EXCERPTED RECORDS start

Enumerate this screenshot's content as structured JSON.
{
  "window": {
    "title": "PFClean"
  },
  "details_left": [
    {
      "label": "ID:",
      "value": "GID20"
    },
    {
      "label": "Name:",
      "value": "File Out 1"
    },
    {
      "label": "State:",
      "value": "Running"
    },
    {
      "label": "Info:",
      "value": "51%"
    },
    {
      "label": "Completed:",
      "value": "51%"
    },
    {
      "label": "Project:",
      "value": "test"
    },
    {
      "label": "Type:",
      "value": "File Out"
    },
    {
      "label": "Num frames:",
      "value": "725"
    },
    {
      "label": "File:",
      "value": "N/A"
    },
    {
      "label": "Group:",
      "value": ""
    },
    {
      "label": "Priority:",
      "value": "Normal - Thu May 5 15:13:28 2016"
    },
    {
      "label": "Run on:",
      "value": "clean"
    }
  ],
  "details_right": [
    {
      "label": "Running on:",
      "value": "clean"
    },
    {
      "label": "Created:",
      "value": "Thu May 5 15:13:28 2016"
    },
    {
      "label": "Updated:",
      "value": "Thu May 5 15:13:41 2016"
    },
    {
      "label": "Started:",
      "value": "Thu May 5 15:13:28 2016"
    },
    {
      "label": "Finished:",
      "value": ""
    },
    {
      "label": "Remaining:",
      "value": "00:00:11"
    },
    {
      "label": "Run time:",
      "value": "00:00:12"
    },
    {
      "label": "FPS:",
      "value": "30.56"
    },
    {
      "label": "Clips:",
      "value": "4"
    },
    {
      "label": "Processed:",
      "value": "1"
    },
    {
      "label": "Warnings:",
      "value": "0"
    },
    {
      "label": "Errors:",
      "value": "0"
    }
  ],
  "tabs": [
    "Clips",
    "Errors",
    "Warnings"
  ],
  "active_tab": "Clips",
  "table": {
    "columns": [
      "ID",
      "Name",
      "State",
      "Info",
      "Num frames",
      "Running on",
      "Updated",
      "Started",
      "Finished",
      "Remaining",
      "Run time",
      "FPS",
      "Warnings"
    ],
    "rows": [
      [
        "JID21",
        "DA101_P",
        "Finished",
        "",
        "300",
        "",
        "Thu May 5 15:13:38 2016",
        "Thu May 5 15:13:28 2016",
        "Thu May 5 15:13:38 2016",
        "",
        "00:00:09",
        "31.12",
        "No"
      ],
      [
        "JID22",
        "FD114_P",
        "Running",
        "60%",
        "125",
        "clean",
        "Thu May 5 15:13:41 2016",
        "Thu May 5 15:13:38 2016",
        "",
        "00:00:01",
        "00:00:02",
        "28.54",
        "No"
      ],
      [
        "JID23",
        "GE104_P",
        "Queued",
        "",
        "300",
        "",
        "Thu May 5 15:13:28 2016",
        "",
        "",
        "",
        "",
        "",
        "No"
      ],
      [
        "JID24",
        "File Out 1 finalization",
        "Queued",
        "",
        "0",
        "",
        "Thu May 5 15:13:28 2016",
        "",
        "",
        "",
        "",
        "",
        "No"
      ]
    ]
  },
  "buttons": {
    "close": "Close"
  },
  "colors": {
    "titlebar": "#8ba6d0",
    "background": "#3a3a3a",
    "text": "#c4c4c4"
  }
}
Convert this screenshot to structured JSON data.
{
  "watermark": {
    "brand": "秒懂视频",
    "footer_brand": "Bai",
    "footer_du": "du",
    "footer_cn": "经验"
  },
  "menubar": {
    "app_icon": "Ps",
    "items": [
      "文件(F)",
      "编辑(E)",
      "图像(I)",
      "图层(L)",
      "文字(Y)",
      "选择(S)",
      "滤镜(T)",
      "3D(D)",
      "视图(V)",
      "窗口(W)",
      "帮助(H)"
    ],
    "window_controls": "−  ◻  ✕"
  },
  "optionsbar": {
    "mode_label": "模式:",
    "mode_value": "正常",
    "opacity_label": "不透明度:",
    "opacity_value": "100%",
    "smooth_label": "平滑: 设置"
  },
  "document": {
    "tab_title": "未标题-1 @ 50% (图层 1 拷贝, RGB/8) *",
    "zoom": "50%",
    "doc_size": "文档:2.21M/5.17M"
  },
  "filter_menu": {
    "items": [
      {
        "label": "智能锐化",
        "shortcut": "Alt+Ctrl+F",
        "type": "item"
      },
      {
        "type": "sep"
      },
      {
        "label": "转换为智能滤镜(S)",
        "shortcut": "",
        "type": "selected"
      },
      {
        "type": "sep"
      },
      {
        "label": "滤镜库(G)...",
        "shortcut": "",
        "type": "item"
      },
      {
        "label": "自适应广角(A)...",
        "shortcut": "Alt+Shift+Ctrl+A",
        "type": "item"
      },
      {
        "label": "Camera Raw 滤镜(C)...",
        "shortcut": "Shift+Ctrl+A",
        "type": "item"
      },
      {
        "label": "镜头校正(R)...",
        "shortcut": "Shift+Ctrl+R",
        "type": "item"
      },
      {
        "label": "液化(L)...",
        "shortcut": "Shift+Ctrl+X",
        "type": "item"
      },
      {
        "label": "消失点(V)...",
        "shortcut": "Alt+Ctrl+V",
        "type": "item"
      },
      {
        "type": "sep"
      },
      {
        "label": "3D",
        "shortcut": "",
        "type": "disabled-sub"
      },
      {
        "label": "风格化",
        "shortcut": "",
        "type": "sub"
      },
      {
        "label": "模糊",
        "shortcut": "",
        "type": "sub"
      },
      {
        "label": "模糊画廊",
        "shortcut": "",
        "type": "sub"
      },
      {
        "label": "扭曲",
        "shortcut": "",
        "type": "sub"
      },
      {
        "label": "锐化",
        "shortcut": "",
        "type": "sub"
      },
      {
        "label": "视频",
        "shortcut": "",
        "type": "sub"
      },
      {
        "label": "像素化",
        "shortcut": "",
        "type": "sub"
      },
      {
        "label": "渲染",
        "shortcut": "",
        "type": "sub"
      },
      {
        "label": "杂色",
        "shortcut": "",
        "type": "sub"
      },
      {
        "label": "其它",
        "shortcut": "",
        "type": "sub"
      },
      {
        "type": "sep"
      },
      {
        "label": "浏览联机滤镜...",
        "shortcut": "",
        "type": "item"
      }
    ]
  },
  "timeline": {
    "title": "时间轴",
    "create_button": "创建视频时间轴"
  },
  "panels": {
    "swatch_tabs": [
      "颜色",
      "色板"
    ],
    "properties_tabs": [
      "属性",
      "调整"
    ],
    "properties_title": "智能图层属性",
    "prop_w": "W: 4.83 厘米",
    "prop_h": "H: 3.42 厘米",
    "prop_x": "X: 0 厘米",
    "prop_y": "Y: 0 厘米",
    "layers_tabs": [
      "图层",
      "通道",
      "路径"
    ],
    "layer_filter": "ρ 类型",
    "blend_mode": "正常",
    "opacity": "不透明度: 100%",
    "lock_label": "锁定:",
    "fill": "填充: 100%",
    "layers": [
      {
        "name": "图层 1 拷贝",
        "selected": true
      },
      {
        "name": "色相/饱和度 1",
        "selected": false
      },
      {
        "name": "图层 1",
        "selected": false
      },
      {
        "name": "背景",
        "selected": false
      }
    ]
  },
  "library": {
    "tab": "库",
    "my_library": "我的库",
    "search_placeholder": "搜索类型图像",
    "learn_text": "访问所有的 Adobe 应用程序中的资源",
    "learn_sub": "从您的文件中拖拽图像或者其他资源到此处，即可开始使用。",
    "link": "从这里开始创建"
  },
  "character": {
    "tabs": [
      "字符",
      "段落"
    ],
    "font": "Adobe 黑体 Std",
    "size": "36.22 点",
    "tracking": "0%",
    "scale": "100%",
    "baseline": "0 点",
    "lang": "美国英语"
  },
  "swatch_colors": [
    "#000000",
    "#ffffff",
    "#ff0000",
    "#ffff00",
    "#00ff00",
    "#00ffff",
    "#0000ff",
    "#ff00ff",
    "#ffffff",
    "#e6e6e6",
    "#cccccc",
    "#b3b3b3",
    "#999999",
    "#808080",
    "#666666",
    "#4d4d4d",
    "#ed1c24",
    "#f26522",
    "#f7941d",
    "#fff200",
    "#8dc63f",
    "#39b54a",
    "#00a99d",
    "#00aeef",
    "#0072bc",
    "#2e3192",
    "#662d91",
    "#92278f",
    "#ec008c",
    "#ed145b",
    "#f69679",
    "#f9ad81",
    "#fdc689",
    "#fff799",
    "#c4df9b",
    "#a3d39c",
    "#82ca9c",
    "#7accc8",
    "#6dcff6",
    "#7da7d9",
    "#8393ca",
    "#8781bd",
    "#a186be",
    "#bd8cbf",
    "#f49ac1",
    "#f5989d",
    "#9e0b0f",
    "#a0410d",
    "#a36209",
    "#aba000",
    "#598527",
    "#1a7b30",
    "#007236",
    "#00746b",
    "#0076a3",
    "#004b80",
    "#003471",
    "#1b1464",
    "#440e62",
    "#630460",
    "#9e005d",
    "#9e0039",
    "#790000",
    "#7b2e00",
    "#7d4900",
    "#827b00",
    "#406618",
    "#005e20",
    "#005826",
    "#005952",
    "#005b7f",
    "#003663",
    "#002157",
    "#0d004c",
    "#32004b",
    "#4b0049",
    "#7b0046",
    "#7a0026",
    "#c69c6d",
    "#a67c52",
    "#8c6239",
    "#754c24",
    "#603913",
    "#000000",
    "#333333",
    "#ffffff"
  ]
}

EXCERPTED RECORDS end

(PROBLEM TO WORK ON): On how many lines does the word "screenshot" appear? Answer with only the number.

(REPLY): 2